** BEGIN **
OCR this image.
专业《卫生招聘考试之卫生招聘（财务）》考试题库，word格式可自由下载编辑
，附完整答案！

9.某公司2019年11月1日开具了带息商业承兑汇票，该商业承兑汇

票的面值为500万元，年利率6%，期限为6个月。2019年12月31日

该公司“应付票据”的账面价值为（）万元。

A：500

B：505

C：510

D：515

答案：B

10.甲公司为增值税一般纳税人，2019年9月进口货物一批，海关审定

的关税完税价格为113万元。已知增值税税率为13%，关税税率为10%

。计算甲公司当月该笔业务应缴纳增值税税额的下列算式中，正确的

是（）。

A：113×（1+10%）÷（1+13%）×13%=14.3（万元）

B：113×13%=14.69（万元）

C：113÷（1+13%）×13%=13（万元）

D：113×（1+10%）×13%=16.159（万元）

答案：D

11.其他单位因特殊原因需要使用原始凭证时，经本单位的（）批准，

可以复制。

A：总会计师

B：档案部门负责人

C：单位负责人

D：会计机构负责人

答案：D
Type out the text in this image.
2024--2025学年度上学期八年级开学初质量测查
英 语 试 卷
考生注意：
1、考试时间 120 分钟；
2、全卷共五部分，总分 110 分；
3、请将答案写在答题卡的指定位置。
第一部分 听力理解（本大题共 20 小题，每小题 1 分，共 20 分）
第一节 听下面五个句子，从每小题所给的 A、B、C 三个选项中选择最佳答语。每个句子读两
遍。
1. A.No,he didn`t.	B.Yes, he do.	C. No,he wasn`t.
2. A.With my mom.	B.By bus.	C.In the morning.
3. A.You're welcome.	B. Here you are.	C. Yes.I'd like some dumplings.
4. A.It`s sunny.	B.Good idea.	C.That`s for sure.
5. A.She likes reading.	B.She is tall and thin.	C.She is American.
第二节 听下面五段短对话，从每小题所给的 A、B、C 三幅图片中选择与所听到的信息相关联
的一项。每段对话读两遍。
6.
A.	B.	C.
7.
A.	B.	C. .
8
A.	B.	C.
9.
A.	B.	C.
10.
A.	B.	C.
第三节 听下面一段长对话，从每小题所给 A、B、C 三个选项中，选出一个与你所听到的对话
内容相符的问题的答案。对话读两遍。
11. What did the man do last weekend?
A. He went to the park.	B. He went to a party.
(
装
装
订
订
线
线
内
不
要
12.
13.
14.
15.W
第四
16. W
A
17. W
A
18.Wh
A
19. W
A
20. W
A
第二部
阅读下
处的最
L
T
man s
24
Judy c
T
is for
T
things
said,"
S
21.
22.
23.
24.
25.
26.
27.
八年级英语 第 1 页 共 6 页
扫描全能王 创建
** END **
** BEGIN **
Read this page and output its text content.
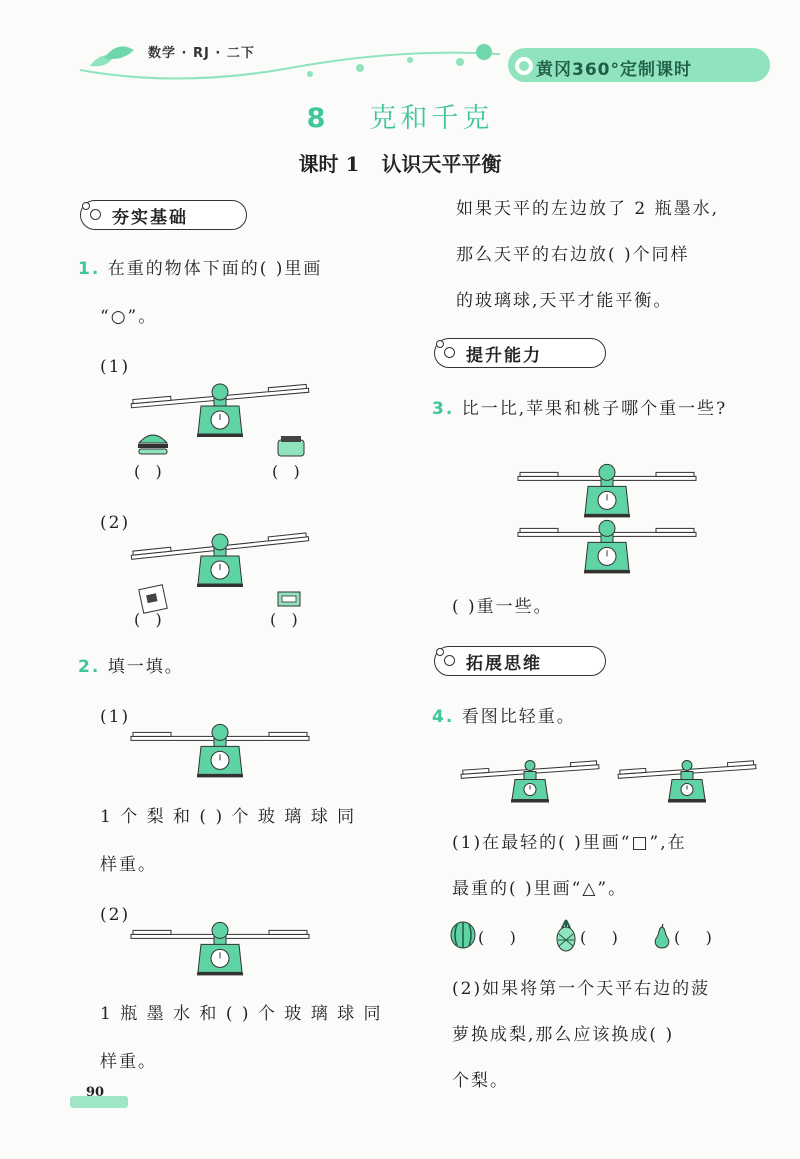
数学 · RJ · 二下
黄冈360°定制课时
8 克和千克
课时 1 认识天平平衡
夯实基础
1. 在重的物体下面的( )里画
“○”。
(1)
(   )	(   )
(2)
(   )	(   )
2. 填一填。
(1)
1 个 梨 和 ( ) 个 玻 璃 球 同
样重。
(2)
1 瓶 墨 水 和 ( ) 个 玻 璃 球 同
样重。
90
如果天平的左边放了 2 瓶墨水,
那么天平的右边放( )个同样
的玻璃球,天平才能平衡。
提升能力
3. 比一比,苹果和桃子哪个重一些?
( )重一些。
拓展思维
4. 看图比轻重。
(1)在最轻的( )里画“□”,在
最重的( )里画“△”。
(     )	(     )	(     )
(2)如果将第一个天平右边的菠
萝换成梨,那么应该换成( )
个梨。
** END **
Stated problem
Go through the material above and copy each line that has the word "this".

Written answer
OCR this image.
Type out the text in this image.
Read this page and output its text content.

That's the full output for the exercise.